======== DATA SHOWN ========

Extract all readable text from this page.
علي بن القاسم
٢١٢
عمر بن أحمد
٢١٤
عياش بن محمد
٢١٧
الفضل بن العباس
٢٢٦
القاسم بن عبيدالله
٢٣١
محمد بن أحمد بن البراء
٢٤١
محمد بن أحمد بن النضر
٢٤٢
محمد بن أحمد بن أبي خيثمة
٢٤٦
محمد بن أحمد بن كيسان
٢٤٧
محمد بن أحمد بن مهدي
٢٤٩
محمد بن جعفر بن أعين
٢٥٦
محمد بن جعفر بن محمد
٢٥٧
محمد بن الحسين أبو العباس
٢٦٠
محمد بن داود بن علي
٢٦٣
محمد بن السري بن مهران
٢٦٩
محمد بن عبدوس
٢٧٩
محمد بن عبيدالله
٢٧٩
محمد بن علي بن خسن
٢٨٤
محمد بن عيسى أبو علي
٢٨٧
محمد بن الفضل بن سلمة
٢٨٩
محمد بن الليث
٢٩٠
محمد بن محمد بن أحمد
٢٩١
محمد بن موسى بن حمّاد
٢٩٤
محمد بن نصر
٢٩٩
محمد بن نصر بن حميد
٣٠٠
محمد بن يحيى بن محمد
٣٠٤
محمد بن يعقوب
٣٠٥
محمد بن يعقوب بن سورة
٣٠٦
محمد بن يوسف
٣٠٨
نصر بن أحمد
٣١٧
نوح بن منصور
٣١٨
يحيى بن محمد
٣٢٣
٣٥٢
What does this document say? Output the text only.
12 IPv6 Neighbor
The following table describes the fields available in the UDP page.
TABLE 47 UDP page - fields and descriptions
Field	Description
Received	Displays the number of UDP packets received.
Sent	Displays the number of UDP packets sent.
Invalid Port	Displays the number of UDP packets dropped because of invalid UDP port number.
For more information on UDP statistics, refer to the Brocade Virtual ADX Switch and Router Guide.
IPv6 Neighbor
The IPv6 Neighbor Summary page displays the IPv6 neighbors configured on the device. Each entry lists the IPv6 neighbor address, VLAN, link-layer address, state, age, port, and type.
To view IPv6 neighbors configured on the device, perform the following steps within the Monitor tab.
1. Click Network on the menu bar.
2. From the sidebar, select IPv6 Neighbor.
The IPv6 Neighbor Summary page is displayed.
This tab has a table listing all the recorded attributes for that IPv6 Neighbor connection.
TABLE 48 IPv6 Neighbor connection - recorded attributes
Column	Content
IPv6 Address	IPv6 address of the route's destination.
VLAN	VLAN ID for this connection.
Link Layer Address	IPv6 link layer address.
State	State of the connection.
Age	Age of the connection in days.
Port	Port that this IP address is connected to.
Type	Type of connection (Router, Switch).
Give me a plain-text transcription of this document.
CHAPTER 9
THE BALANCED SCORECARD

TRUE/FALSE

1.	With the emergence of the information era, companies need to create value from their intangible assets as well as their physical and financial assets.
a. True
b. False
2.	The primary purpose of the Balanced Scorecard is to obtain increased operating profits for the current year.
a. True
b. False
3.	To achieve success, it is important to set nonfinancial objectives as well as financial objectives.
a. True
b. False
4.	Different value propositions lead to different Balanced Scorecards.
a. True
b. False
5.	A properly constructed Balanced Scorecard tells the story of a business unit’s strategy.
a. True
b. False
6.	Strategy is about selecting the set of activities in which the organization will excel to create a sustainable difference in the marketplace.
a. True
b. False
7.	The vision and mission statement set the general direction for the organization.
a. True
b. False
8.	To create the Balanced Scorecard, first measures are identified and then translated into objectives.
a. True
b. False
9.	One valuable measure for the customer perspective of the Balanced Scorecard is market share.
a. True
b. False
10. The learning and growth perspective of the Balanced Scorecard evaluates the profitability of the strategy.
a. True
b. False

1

========

PROBLEM TO SOLVE:
Determine the number of lines in the data that contain "link" as a word or string, and state only that number.

ANSWER BELOW:
2